__Given problem__.
Gather each line of the entries below that includes "panel".

__Supplied data__.
--- start ---

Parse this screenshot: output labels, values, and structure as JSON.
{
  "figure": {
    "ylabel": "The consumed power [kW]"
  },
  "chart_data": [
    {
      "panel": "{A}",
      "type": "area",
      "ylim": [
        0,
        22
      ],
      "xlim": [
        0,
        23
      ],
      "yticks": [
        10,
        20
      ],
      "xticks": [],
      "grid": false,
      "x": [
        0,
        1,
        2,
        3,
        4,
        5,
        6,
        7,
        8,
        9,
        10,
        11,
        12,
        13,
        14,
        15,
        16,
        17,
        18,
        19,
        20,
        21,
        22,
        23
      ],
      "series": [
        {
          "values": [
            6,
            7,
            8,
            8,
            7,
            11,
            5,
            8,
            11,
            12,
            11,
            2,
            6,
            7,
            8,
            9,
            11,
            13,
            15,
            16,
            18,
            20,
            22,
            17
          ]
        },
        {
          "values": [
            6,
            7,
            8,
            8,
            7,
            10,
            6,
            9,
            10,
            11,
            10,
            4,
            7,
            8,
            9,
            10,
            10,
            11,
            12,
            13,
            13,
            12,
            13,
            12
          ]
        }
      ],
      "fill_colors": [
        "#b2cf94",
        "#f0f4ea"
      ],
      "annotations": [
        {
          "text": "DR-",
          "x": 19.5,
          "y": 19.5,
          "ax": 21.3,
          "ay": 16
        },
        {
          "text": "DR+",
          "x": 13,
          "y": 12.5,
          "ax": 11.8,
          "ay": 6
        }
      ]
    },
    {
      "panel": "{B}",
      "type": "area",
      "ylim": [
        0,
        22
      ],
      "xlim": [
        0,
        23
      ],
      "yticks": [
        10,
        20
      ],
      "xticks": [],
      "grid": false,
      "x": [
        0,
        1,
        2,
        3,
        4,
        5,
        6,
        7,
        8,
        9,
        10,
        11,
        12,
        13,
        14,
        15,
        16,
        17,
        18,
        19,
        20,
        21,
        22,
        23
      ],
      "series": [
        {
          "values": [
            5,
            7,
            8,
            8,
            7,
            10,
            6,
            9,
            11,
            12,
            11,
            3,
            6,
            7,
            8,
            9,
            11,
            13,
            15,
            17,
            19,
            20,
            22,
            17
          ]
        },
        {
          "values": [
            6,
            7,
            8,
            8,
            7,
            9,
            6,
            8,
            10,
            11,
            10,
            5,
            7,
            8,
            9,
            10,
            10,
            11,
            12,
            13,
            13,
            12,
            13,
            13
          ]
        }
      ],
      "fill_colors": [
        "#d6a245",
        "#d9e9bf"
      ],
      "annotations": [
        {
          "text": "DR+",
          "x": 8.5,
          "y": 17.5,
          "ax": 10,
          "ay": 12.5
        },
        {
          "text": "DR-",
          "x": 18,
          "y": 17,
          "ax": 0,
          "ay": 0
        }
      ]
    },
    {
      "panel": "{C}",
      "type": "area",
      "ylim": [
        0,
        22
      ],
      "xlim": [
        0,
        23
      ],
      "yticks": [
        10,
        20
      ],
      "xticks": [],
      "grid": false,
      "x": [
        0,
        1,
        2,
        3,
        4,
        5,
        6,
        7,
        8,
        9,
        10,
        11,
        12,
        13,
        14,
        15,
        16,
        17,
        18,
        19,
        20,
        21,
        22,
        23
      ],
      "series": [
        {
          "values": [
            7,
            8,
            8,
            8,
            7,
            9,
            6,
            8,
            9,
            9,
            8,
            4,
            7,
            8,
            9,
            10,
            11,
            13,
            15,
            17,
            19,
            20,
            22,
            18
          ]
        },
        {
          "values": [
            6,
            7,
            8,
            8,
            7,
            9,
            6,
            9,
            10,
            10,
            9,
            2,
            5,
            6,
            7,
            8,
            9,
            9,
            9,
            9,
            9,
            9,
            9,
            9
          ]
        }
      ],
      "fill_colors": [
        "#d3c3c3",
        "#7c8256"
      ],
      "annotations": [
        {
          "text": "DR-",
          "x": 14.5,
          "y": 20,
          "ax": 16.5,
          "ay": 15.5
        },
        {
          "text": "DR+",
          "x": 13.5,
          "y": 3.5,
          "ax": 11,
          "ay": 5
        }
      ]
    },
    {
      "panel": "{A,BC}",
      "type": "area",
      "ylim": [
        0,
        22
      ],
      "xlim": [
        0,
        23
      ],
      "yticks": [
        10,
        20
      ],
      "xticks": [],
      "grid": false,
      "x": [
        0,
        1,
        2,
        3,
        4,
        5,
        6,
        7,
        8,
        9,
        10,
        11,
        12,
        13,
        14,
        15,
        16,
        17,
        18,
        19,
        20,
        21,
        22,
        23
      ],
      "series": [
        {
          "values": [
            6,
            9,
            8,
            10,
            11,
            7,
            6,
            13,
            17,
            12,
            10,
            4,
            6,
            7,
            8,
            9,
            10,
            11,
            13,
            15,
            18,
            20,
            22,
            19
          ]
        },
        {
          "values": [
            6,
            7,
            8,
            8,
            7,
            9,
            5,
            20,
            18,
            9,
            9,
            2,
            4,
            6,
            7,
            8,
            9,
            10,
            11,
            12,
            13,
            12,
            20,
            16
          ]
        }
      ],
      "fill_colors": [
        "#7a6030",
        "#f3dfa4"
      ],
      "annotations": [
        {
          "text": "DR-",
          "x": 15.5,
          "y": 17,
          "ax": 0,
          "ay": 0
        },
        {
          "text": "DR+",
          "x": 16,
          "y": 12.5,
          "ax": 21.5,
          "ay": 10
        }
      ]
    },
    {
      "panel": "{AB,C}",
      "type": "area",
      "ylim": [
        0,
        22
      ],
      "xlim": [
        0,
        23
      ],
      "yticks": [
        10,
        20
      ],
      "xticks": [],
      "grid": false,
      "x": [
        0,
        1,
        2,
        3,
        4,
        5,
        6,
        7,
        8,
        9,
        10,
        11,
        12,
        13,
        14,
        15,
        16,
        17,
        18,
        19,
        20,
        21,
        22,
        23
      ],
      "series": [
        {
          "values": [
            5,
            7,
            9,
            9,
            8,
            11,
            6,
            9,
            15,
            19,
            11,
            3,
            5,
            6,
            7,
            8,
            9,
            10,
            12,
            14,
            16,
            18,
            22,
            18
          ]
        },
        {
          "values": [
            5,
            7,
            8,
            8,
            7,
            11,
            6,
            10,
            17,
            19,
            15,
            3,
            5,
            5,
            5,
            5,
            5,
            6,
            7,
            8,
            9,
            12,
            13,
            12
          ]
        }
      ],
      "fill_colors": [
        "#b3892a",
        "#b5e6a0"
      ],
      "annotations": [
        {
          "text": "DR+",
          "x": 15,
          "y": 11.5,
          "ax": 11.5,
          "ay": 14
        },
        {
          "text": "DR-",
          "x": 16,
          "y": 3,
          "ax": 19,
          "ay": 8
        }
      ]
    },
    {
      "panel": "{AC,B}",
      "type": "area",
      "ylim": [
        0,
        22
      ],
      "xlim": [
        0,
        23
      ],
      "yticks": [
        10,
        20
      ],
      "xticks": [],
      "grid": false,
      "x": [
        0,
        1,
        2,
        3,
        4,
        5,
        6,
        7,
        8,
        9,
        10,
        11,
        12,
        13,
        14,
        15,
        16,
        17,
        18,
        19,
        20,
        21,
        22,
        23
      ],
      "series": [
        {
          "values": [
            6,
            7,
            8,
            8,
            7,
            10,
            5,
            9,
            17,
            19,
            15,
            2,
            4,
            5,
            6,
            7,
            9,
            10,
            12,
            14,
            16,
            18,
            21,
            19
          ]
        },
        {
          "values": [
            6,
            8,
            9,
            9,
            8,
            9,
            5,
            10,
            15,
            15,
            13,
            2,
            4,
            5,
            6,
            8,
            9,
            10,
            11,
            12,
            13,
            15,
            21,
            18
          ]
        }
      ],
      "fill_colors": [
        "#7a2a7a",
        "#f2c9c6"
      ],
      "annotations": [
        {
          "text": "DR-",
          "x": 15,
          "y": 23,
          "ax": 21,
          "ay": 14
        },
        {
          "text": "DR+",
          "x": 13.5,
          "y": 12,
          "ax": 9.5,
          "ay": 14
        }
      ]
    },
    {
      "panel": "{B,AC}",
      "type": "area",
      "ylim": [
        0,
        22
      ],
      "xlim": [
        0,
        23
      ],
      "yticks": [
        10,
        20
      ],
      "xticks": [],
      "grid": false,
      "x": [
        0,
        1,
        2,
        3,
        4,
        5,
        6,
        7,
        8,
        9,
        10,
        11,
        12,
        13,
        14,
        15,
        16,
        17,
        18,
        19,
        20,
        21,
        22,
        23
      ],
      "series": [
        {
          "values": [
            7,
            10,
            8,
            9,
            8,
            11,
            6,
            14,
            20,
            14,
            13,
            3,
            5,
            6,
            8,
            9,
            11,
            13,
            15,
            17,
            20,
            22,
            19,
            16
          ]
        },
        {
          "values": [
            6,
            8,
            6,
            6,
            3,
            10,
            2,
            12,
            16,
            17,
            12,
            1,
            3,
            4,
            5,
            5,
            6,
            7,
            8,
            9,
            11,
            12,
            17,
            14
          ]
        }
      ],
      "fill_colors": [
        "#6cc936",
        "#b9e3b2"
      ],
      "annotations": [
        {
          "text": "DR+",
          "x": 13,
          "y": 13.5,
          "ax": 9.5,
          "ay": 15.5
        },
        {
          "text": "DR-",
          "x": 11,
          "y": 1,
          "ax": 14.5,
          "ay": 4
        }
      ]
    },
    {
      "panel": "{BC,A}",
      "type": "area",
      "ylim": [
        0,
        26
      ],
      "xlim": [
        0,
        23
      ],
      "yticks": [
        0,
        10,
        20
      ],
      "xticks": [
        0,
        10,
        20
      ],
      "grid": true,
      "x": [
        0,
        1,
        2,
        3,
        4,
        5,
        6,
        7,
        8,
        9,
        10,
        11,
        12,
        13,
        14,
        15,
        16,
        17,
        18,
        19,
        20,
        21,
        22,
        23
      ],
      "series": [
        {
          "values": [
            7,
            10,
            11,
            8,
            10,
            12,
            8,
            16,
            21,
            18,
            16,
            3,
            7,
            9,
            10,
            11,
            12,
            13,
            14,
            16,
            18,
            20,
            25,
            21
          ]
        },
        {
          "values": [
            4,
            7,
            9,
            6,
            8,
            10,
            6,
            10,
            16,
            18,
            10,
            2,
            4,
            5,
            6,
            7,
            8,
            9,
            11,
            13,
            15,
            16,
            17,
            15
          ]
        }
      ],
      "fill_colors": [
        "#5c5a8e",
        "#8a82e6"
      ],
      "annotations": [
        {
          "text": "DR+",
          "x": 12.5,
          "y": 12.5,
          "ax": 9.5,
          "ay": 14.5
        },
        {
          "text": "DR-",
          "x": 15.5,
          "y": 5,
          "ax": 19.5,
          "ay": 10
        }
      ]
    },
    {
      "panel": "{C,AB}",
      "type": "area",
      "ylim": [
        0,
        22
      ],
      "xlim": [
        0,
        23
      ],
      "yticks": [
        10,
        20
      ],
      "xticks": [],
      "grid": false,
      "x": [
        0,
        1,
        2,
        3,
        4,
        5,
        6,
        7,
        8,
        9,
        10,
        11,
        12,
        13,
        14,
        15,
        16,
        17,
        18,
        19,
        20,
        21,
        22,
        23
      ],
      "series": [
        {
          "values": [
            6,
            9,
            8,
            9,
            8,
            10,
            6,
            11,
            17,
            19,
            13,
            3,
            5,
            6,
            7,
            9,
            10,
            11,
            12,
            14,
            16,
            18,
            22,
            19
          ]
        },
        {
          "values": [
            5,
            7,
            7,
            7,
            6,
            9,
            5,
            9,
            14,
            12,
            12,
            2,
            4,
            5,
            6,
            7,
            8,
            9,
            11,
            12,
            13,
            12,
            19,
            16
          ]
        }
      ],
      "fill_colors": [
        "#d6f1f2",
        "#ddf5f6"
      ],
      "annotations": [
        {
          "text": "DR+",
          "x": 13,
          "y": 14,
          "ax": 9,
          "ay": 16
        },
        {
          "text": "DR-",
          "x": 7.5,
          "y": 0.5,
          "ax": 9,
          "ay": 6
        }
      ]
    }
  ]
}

--- end ---

__In response__.
      "panel": "{A}",
      "panel": "{B}",
      "panel": "{C}",
      "panel": "{A,BC}",
      "panel": "{AB,C}",
      "panel": "{AC,B}",
      "panel": "{B,AC}",
      "panel": "{BC,A}",
      "panel": "{C,AB}",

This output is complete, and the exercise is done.